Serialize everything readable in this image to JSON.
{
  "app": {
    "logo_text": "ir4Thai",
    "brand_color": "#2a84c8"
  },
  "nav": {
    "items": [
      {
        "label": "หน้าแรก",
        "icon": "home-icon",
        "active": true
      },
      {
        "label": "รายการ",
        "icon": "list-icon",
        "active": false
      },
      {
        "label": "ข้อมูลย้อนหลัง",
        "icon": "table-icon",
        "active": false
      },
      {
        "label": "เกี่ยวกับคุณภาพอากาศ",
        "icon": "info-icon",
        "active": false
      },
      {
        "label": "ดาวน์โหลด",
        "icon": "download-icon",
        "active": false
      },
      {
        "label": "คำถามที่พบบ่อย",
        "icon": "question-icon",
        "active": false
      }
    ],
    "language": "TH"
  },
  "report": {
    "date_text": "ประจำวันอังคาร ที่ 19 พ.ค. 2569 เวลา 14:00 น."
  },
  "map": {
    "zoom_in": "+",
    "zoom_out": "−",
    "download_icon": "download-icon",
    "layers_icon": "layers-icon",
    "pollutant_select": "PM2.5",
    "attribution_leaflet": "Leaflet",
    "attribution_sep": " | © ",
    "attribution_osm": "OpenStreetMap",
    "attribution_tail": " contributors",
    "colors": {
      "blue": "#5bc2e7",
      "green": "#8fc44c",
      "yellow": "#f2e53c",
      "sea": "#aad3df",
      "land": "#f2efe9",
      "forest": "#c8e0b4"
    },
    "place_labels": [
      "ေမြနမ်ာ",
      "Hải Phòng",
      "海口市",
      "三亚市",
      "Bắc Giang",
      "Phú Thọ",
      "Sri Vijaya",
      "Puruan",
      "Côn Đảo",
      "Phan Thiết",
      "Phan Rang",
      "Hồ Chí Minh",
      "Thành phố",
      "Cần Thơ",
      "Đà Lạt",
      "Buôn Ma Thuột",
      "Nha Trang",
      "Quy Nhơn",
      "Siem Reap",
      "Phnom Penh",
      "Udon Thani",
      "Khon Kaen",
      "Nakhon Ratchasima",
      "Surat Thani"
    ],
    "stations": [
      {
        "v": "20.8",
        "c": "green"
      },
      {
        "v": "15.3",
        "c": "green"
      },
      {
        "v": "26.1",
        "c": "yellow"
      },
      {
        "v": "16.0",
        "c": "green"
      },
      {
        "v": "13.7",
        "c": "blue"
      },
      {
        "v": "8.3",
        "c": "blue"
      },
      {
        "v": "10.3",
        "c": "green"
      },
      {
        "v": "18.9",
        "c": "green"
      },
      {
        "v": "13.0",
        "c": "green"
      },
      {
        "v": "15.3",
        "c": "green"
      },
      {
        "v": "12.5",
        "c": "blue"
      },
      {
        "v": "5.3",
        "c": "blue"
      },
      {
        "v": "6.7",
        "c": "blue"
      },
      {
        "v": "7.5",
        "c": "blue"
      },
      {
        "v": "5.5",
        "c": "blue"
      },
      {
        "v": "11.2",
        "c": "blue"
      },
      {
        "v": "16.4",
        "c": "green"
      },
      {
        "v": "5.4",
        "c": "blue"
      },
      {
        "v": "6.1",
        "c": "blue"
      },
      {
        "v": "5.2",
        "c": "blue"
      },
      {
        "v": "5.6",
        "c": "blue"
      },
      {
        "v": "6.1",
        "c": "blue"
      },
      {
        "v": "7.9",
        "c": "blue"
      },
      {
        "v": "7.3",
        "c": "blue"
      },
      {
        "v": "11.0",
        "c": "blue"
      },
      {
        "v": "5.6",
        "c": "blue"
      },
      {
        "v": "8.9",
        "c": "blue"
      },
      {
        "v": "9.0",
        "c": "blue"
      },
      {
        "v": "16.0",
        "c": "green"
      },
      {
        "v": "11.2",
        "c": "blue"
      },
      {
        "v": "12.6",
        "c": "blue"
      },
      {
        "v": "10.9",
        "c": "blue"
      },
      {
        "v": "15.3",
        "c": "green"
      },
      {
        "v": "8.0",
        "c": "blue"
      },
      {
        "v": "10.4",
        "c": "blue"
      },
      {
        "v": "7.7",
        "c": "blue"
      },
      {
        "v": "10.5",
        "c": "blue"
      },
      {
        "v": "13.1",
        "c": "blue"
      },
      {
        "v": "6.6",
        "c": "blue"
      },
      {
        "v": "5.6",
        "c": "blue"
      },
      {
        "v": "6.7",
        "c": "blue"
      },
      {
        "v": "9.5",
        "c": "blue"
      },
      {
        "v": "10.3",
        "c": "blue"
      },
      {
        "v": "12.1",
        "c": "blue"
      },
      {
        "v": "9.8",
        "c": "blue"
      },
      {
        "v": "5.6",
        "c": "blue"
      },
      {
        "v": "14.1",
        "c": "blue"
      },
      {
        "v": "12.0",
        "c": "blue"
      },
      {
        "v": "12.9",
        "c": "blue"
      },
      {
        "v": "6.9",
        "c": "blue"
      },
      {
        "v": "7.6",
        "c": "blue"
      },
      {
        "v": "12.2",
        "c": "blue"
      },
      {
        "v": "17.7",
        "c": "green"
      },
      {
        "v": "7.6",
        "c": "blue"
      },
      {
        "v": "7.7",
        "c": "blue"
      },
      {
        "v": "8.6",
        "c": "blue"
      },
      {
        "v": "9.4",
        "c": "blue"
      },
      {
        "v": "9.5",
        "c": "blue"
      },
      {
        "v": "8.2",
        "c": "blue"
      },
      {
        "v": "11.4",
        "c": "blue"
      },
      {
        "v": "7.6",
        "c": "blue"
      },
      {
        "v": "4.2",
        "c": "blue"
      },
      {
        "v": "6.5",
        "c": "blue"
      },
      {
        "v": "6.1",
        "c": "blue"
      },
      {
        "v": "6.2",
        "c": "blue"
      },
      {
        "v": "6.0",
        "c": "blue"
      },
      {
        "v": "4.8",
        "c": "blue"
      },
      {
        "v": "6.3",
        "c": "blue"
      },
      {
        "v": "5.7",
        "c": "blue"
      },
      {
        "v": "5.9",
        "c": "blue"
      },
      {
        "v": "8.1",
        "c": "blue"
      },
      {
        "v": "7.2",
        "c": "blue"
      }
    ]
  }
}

□ □ □ □ □ □ □

▶ Objective
Write the data out again in full and exactly.

▶ Answer for this exercise
Serialize everything readable in this image to JSON.
{
  "app": {
    "logo_text": "ir4Thai",
    "brand_color": "#2a84c8"
  },
  "nav": {
    "items": [
      {
        "label": "หน้าแรก",
        "icon": "home-icon",
        "active": true
      },
      {
        "label": "รายการ",
        "icon": "list-icon",
        "active": false
      },
      {
        "label": "ข้อมูลย้อนหลัง",
        "icon": "table-icon",
        "active": false
      },
      {
        "label": "เกี่ยวกับคุณภาพอากาศ",
        "icon": "info-icon",
        "active": false
      },
      {
        "label": "ดาวน์โหลด",
        "icon": "download-icon",
        "active": false
      },
      {
        "label": "คำถามที่พบบ่อย",
        "icon": "question-icon",
        "active": false
      }
    ],
    "language": "TH"
  },
  "report": {
    "date_text": "ประจำวันอังคาร ที่ 19 พ.ค. 2569 เวลา 14:00 น."
  },
  "map": {
    "zoom_in": "+",
    "zoom_out": "−",
    "download_icon": "download-icon",
    "layers_icon": "layers-icon",
    "pollutant_select": "PM2.5",
    "attribution_leaflet": "Leaflet",
    "attribution_sep": " | © ",
    "attribution_osm": "OpenStreetMap",
    "attribution_tail": " contributors",
    "colors": {
      "blue": "#5bc2e7",
      "green": "#8fc44c",
      "yellow": "#f2e53c",
      "sea": "#aad3df",
      "land": "#f2efe9",
      "forest": "#c8e0b4"
    },
    "place_labels": [
      "ေမြနမ်ာ",
      "Hải Phòng",
      "海口市",
      "三亚市",
      "Bắc Giang",
      "Phú Thọ",
      "Sri Vijaya",
      "Puruan",
      "Côn Đảo",
      "Phan Thiết",
      "Phan Rang",
      "Hồ Chí Minh",
      "Thành phố",
      "Cần Thơ",
      "Đà Lạt",
      "Buôn Ma Thuột",
      "Nha Trang",
      "Quy Nhơn",
      "Siem Reap",
      "Phnom Penh",
      "Udon Thani",
      "Khon Kaen",
      "Nakhon Ratchasima",
      "Surat Thani"
    ],
    "stations": [
      {
        "v": "20.8",
        "c": "green"
      },
      {
        "v": "15.3",
        "c": "green"
      },
      {
        "v": "26.1",
        "c": "yellow"
      },
      {
        "v": "16.0",
        "c": "green"
      },
      {
        "v": "13.7",
        "c": "blue"
      },
      {
        "v": "8.3",
        "c": "blue"
      },
      {
        "v": "10.3",
        "c": "green"
      },
      {
        "v": "18.9",
        "c": "green"
      },
      {
        "v": "13.0",
        "c": "green"
      },
      {
        "v": "15.3",
        "c": "green"
      },
      {
        "v": "12.5",
        "c": "blue"
      },
      {
        "v": "5.3",
        "c": "blue"
      },
      {
        "v": "6.7",
        "c": "blue"
      },
      {
        "v": "7.5",
        "c": "blue"
      },
      {
        "v": "5.5",
        "c": "blue"
      },
      {
        "v": "11.2",
        "c": "blue"
      },
      {
        "v": "16.4",
        "c": "green"
      },
      {
        "v": "5.4",
        "c": "blue"
      },
      {
        "v": "6.1",
        "c": "blue"
      },
      {
        "v": "5.2",
        "c": "blue"
      },
      {
        "v": "5.6",
        "c": "blue"
      },
      {
        "v": "6.1",
        "c": "blue"
      },
      {
        "v": "7.9",
        "c": "blue"
      },
      {
        "v": "7.3",
        "c": "blue"
      },
      {
        "v": "11.0",
        "c": "blue"
      },
      {
        "v": "5.6",
        "c": "blue"
      },
      {
        "v": "8.9",
        "c": "blue"
      },
      {
        "v": "9.0",
        "c": "blue"
      },
      {
        "v": "16.0",
        "c": "green"
      },
      {
        "v": "11.2",
        "c": "blue"
      },
      {
        "v": "12.6",
        "c": "blue"
      },
      {
        "v": "10.9",
        "c": "blue"
      },
      {
        "v": "15.3",
        "c": "green"
      },
      {
        "v": "8.0",
        "c": "blue"
      },
      {
        "v": "10.4",
        "c": "blue"
      },
      {
        "v": "7.7",
        "c": "blue"
      },
      {
        "v": "10.5",
        "c": "blue"
      },
      {
        "v": "13.1",
        "c": "blue"
      },
      {
        "v": "6.6",
        "c": "blue"
      },
      {
        "v": "5.6",
        "c": "blue"
      },
      {
        "v": "6.7",
        "c": "blue"
      },
      {
        "v": "9.5",
        "c": "blue"
      },
      {
        "v": "10.3",
        "c": "blue"
      },
      {
        "v": "12.1",
        "c": "blue"
      },
      {
        "v": "9.8",
        "c": "blue"
      },
      {
        "v": "5.6",
        "c": "blue"
      },
      {
        "v": "14.1",
        "c": "blue"
      },
      {
        "v": "12.0",
        "c": "blue"
      },
      {
        "v": "12.9",
        "c": "blue"
      },
      {
        "v": "6.9",
        "c": "blue"
      },
      {
        "v": "7.6",
        "c": "blue"
      },
      {
        "v": "12.2",
        "c": "blue"
      },
      {
        "v": "17.7",
        "c": "green"
      },
      {
        "v": "7.6",
        "c": "blue"
      },
      {
        "v": "7.7",
        "c": "blue"
      },
      {
        "v": "8.6",
        "c": "blue"
      },
      {
        "v": "9.4",
        "c": "blue"
      },
      {
        "v": "9.5",
        "c": "blue"
      },
      {
        "v": "8.2",
        "c": "blue"
      },
      {
        "v": "11.4",
        "c": "blue"
      },
      {
        "v": "7.6",
        "c": "blue"
      },
      {
        "v": "4.2",
        "c": "blue"
      },
      {
        "v": "6.5",
        "c": "blue"
      },
      {
        "v": "6.1",
        "c": "blue"
      },
      {
        "v": "6.2",
        "c": "blue"
      },
      {
        "v": "6.0",
        "c": "blue"
      },
      {
        "v": "4.8",
        "c": "blue"
      },
      {
        "v": "6.3",
        "c": "blue"
      },
      {
        "v": "5.7",
        "c": "blue"
      },
      {
        "v": "5.9",
        "c": "blue"
      },
      {
        "v": "8.1",
        "c": "blue"
      },
      {
        "v": "7.2",
        "c": "blue"
      }
    ]
  }
}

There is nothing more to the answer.